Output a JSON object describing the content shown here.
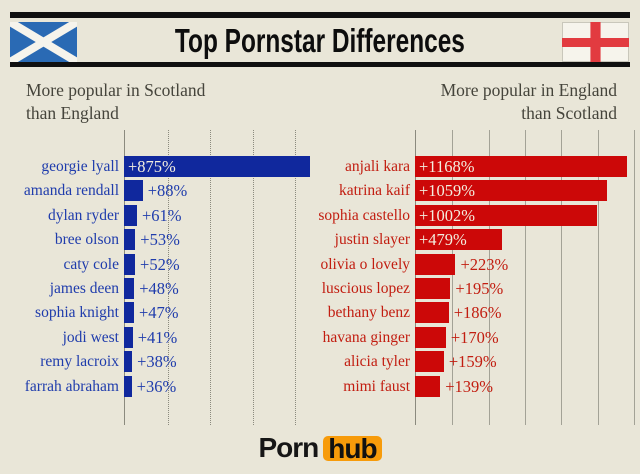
{
  "header": {
    "title": "Top Pornstar Differences"
  },
  "flags": {
    "left": "scotland-flag",
    "right": "england-flag",
    "scotland_blue": "#2a6ab4",
    "england_red": "#e23b40",
    "flag_white": "#f6f4ec"
  },
  "subtitles": {
    "left_line1": "More popular in Scotland",
    "left_line2": "than England",
    "right_line1": "More popular in England",
    "right_line2": "than Scotland"
  },
  "logo": {
    "part1": "Porn",
    "part2": "hub",
    "badge_color": "#f79b0a"
  },
  "colors": {
    "background": "#e9e6d8",
    "header_rule": "#101010",
    "subtitle_text": "#45443b",
    "axis_line": "#8b8a7e"
  },
  "chart_data": [
    {
      "type": "bar",
      "orientation": "horizontal",
      "title": "More popular in Scotland than England",
      "categories": [
        "georgie lyall",
        "amanda rendall",
        "dylan ryder",
        "bree olson",
        "caty cole",
        "james deen",
        "sophia knight",
        "jodi west",
        "remy lacroix",
        "farrah abraham"
      ],
      "values": [
        875,
        88,
        61,
        53,
        52,
        48,
        47,
        41,
        38,
        36
      ],
      "value_labels": [
        "+875%",
        "+88%",
        "+61%",
        "+53%",
        "+52%",
        "+48%",
        "+47%",
        "+41%",
        "+38%",
        "+36%"
      ],
      "xlabel": "",
      "ylabel": "",
      "xlim": [
        0,
        875
      ],
      "gridlines_pct": [
        200,
        400,
        600,
        800
      ],
      "grid_style": "dotted",
      "legend": "none",
      "bar_color": "#10289d",
      "text_color": "#1f3cac",
      "inside_value_color": "#f3eedf"
    },
    {
      "type": "bar",
      "orientation": "horizontal",
      "title": "More popular in England than Scotland",
      "categories": [
        "anjali kara",
        "katrina kaif",
        "sophia castello",
        "justin slayer",
        "olivia o lovely",
        "luscious lopez",
        "bethany benz",
        "havana ginger",
        "alicia tyler",
        "mimi faust"
      ],
      "values": [
        1168,
        1059,
        1002,
        479,
        223,
        195,
        186,
        170,
        159,
        139
      ],
      "value_labels": [
        "+1168%",
        "+1059%",
        "+1002%",
        "+479%",
        "+223%",
        "+195%",
        "+186%",
        "+170%",
        "+159%",
        "+139%"
      ],
      "xlabel": "",
      "ylabel": "",
      "xlim": [
        0,
        1168
      ],
      "gridlines_pct": [
        200,
        400,
        600,
        800,
        1000,
        1200
      ],
      "grid_style": "solid",
      "legend": "none",
      "bar_color": "#cc0808",
      "text_color": "#c21d10",
      "inside_value_color": "#f3eedf"
    }
  ]
}
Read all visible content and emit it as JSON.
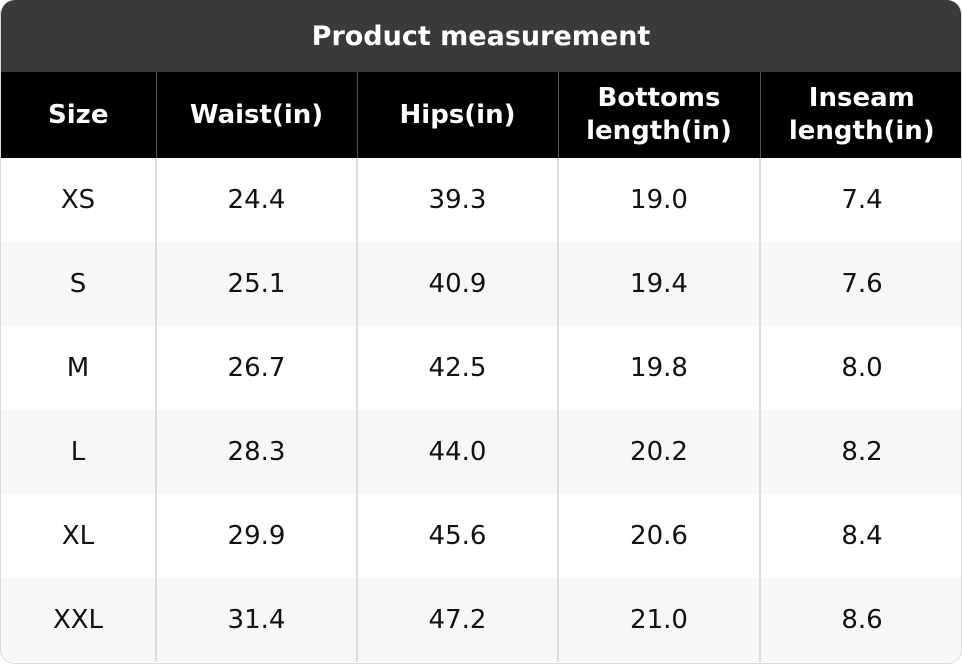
{
  "table": {
    "title": "Product measurement",
    "headers": [
      "Size",
      "Waist(in)",
      "Hips(in)",
      "Bottoms length(in)",
      "Inseam length(in)"
    ],
    "rows": [
      [
        "XS",
        "24.4",
        "39.3",
        "19.0",
        "7.4"
      ],
      [
        "S",
        "25.1",
        "40.9",
        "19.4",
        "7.6"
      ],
      [
        "M",
        "26.7",
        "42.5",
        "19.8",
        "8.0"
      ],
      [
        "L",
        "28.3",
        "44.0",
        "20.2",
        "8.2"
      ],
      [
        "XL",
        "29.9",
        "45.6",
        "20.6",
        "8.4"
      ],
      [
        "XXL",
        "31.4",
        "47.2",
        "21.0",
        "8.6"
      ]
    ]
  }
}
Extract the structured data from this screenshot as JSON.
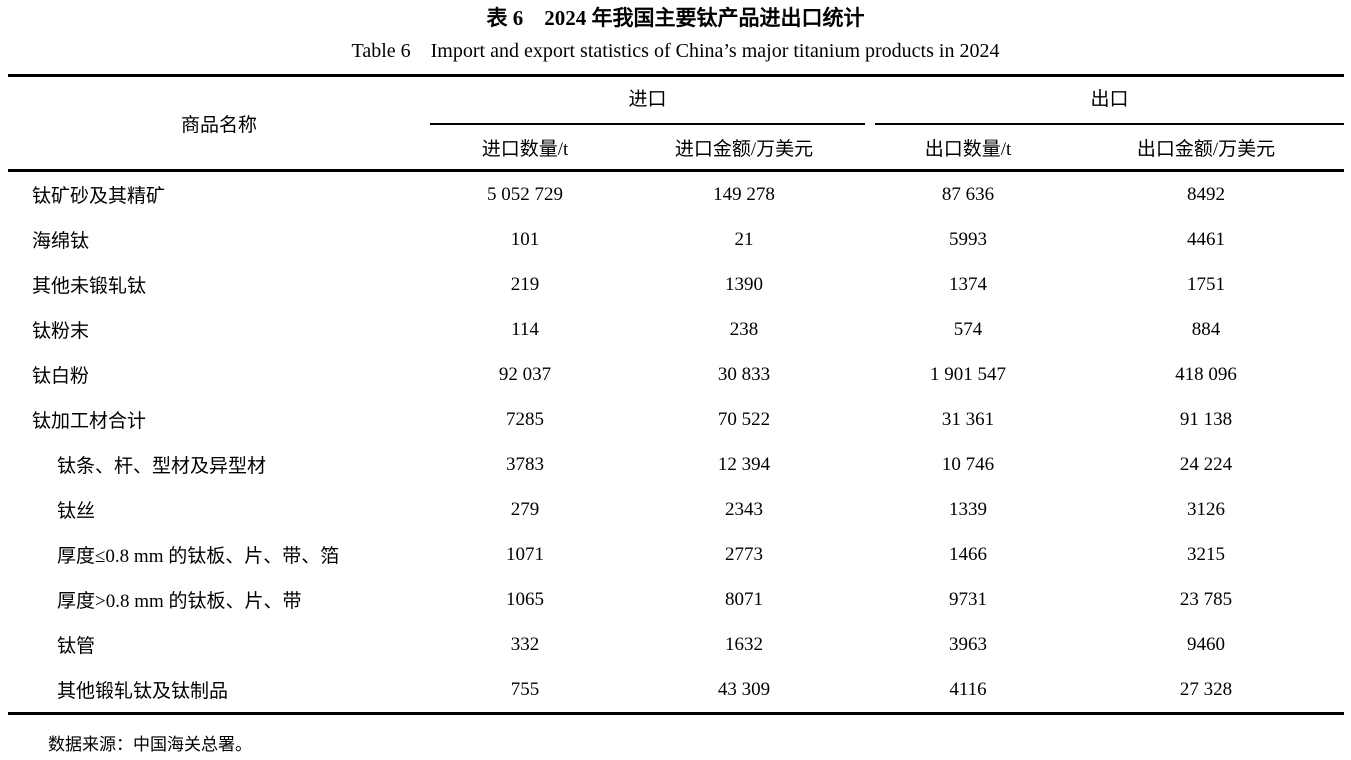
{
  "caption": {
    "title_zh": "表 6 2024 年我国主要钛产品进出口统计",
    "title_en": "Table 6 Import and export statistics of China’s major titanium products in 2024"
  },
  "table": {
    "col_product": "商品名称",
    "group_import": "进口",
    "group_export": "出口",
    "sub_headers": [
      "进口数量/t",
      "进口金额/万美元",
      "出口数量/t",
      "出口金额/万美元"
    ],
    "rows": [
      {
        "name": "钛矿砂及其精矿",
        "import_qty": "5 052 729",
        "import_val": "149 278",
        "export_qty": "87 636",
        "export_val": "8492"
      },
      {
        "name": "海绵钛",
        "import_qty": "101",
        "import_val": "21",
        "export_qty": "5993",
        "export_val": "4461"
      },
      {
        "name": "其他未锻轧钛",
        "import_qty": "219",
        "import_val": "1390",
        "export_qty": "1374",
        "export_val": "1751"
      },
      {
        "name": "钛粉末",
        "import_qty": "114",
        "import_val": "238",
        "export_qty": "574",
        "export_val": "884"
      },
      {
        "name": "钛白粉",
        "import_qty": "92 037",
        "import_val": "30 833",
        "export_qty": "1 901 547",
        "export_val": "418 096"
      },
      {
        "name": "钛加工材合计",
        "import_qty": "7285",
        "import_val": "70 522",
        "export_qty": "31 361",
        "export_val": "91 138"
      },
      {
        "name": "钛条、杆、型材及异型材",
        "import_qty": "3783",
        "import_val": "12 394",
        "export_qty": "10 746",
        "export_val": "24 224"
      },
      {
        "name": "钛丝",
        "import_qty": "279",
        "import_val": "2343",
        "export_qty": "1339",
        "export_val": "3126"
      },
      {
        "name": "厚度≤0.8 mm 的钛板、片、带、箔",
        "import_qty": "1071",
        "import_val": "2773",
        "export_qty": "1466",
        "export_val": "3215"
      },
      {
        "name": "厚度>0.8 mm 的钛板、片、带",
        "import_qty": "1065",
        "import_val": "8071",
        "export_qty": "9731",
        "export_val": "23 785"
      },
      {
        "name": "钛管",
        "import_qty": "332",
        "import_val": "1632",
        "export_qty": "3963",
        "export_val": "9460"
      },
      {
        "name": "其他锻轧钛及钛制品",
        "import_qty": "755",
        "import_val": "43 309",
        "export_qty": "4116",
        "export_val": "27 328"
      }
    ]
  },
  "footer": {
    "source_note": "数据来源：中国海关总署。"
  }
}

——

OBJECTIVE
Write out the records above exactly as they appear, leaving out any pictures.

TASK RESPONSE
Output a JSON object describing the content shown here.
{
  "header": {
    "title": "Top Pornstar Differences"
  },
  "flags": {
    "left": "scotland-flag",
    "right": "england-flag",
    "scotland_blue": "#2a6ab4",
    "england_red": "#e23b40",
    "flag_white": "#f6f4ec"
  },
  "subtitles": {
    "left_line1": "More popular in Scotland",
    "left_line2": "than England",
    "right_line1": "More popular in England",
    "right_line2": "than Scotland"
  },
  "logo": {
    "part1": "Porn",
    "part2": "hub",
    "badge_color": "#f79b0a"
  },
  "colors": {
    "background": "#e9e6d8",
    "header_rule": "#101010",
    "subtitle_text": "#45443b",
    "axis_line": "#8b8a7e"
  },
  "chart_data": [
    {
      "type": "bar",
      "orientation": "horizontal",
      "title": "More popular in Scotland than England",
      "categories": [
        "georgie lyall",
        "amanda rendall",
        "dylan ryder",
        "bree olson",
        "caty cole",
        "james deen",
        "sophia knight",
        "jodi west",
        "remy lacroix",
        "farrah abraham"
      ],
      "values": [
        875,
        88,
        61,
        53,
        52,
        48,
        47,
        41,
        38,
        36
      ],
      "value_labels": [
        "+875%",
        "+88%",
        "+61%",
        "+53%",
        "+52%",
        "+48%",
        "+47%",
        "+41%",
        "+38%",
        "+36%"
      ],
      "xlabel": "",
      "ylabel": "",
      "xlim": [
        0,
        875
      ],
      "gridlines_pct": [
        200,
        400,
        600,
        800
      ],
      "grid_style": "dotted",
      "legend": "none",
      "bar_color": "#10289d",
      "text_color": "#1f3cac",
      "inside_value_color": "#f3eedf"
    },
    {
      "type": "bar",
      "orientation": "horizontal",
      "title": "More popular in England than Scotland",
      "categories": [
        "anjali kara",
        "katrina kaif",
        "sophia castello",
        "justin slayer",
        "olivia o lovely",
        "luscious lopez",
        "bethany benz",
        "havana ginger",
        "alicia tyler",
        "mimi faust"
      ],
      "values": [
        1168,
        1059,
        1002,
        479,
        223,
        195,
        186,
        170,
        159,
        139
      ],
      "value_labels": [
        "+1168%",
        "+1059%",
        "+1002%",
        "+479%",
        "+223%",
        "+195%",
        "+186%",
        "+170%",
        "+159%",
        "+139%"
      ],
      "xlabel": "",
      "ylabel": "",
      "xlim": [
        0,
        1168
      ],
      "gridlines_pct": [
        200,
        400,
        600,
        800,
        1000,
        1200
      ],
      "grid_style": "solid",
      "legend": "none",
      "bar_color": "#cc0808",
      "text_color": "#c21d10",
      "inside_value_color": "#f3eedf"
    }
  ]
}
Read all visible content and emit it as JSON.
{
  "table": {
    "title": "Product measurement",
    "headers": [
      "Size",
      "Waist(in)",
      "Hips(in)",
      "Bottoms length(in)",
      "Inseam length(in)"
    ],
    "rows": [
      [
        "XS",
        "24.4",
        "39.3",
        "19.0",
        "7.4"
      ],
      [
        "S",
        "25.1",
        "40.9",
        "19.4",
        "7.6"
      ],
      [
        "M",
        "26.7",
        "42.5",
        "19.8",
        "8.0"
      ],
      [
        "L",
        "28.3",
        "44.0",
        "20.2",
        "8.2"
      ],
      [
        "XL",
        "29.9",
        "45.6",
        "20.6",
        "8.4"
      ],
      [
        "XXL",
        "31.4",
        "47.2",
        "21.0",
        "8.6"
      ]
    ]
  }
}
Extract the structured data from this screenshot as JSON.
{
  "caption": {
    "title_zh": "表 6 2024 年我国主要钛产品进出口统计",
    "title_en": "Table 6 Import and export statistics of China’s major titanium products in 2024"
  },
  "table": {
    "col_product": "商品名称",
    "group_import": "进口",
    "group_export": "出口",
    "sub_headers": [
      "进口数量/t",
      "进口金额/万美元",
      "出口数量/t",
      "出口金额/万美元"
    ],
    "rows": [
      {
        "name": "钛矿砂及其精矿",
        "import_qty": "5 052 729",
        "import_val": "149 278",
        "export_qty": "87 636",
        "export_val": "8492"
      },
      {
        "name": "海绵钛",
        "import_qty": "101",
        "import_val": "21",
        "export_qty": "5993",
        "export_val": "4461"
      },
      {
        "name": "其他未锻轧钛",
        "import_qty": "219",
        "import_val": "1390",
        "export_qty": "1374",
        "export_val": "1751"
      },
      {
        "name": "钛粉末",
        "import_qty": "114",
        "import_val": "238",
        "export_qty": "574",
        "export_val": "884"
      },
      {
        "name": "钛白粉",
        "import_qty": "92 037",
        "import_val": "30 833",
        "export_qty": "1 901 547",
        "export_val": "418 096"
      },
      {
        "name": "钛加工材合计",
        "import_qty": "7285",
        "import_val": "70 522",
        "export_qty": "31 361",
        "export_val": "91 138"
      },
      {
        "name": "钛条、杆、型材及异型材",
        "import_qty": "3783",
        "import_val": "12 394",
        "export_qty": "10 746",
        "export_val": "24 224"
      },
      {
        "name": "钛丝",
        "import_qty": "279",
        "import_val": "2343",
        "export_qty": "1339",
        "export_val": "3126"
      },
      {
        "name": "厚度≤0.8 mm 的钛板、片、带、箔",
        "import_qty": "1071",
        "import_val": "2773",
        "export_qty": "1466",
        "export_val": "3215"
      },
      {
        "name": "厚度>0.8 mm 的钛板、片、带",
        "import_qty": "1065",
        "import_val": "8071",
        "export_qty": "9731",
        "export_val": "23 785"
      },
      {
        "name": "钛管",
        "import_qty": "332",
        "import_val": "1632",
        "export_qty": "3963",
        "export_val": "9460"
      },
      {
        "name": "其他锻轧钛及钛制品",
        "import_qty": "755",
        "import_val": "43 309",
        "export_qty": "4116",
        "export_val": "27 328"
      }
    ]
  },
  "footer": {
    "source_note": "数据来源：中国海关总署。"
  }
}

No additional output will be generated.